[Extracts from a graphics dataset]

##########

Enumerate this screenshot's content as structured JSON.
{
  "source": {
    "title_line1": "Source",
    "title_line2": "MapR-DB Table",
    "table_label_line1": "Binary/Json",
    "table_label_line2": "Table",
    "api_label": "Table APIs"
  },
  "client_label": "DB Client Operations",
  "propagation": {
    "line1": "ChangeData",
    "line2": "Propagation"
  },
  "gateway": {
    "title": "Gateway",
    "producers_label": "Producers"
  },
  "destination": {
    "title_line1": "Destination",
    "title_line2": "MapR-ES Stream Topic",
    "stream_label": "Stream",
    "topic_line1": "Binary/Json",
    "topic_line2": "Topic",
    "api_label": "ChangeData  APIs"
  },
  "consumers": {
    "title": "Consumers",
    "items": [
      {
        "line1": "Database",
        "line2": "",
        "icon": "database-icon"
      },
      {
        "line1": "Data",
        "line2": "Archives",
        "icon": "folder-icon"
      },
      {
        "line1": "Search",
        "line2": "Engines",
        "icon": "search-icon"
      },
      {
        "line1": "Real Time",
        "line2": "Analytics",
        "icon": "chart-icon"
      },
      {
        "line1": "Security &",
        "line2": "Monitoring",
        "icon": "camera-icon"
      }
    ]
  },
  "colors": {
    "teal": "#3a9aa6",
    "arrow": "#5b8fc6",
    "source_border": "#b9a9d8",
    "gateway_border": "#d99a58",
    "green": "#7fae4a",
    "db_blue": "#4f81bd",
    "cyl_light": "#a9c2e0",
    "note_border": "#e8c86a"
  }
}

##########

EXERCISE TASK:
Nothing should be changed: write out all of the data as is.

ANSWER TO THE EXERCISE:
Enumerate this screenshot's content as structured JSON.
{
  "source": {
    "title_line1": "Source",
    "title_line2": "MapR-DB Table",
    "table_label_line1": "Binary/Json",
    "table_label_line2": "Table",
    "api_label": "Table APIs"
  },
  "client_label": "DB Client Operations",
  "propagation": {
    "line1": "ChangeData",
    "line2": "Propagation"
  },
  "gateway": {
    "title": "Gateway",
    "producers_label": "Producers"
  },
  "destination": {
    "title_line1": "Destination",
    "title_line2": "MapR-ES Stream Topic",
    "stream_label": "Stream",
    "topic_line1": "Binary/Json",
    "topic_line2": "Topic",
    "api_label": "ChangeData  APIs"
  },
  "consumers": {
    "title": "Consumers",
    "items": [
      {
        "line1": "Database",
        "line2": "",
        "icon": "database-icon"
      },
      {
        "line1": "Data",
        "line2": "Archives",
        "icon": "folder-icon"
      },
      {
        "line1": "Search",
        "line2": "Engines",
        "icon": "search-icon"
      },
      {
        "line1": "Real Time",
        "line2": "Analytics",
        "icon": "chart-icon"
      },
      {
        "line1": "Security &",
        "line2": "Monitoring",
        "icon": "camera-icon"
      }
    ]
  },
  "colors": {
    "teal": "#3a9aa6",
    "arrow": "#5b8fc6",
    "source_border": "#b9a9d8",
    "gateway_border": "#d99a58",
    "green": "#7fae4a",
    "db_blue": "#4f81bd",
    "cyl_light": "#a9c2e0",
    "note_border": "#e8c86a"
  }
}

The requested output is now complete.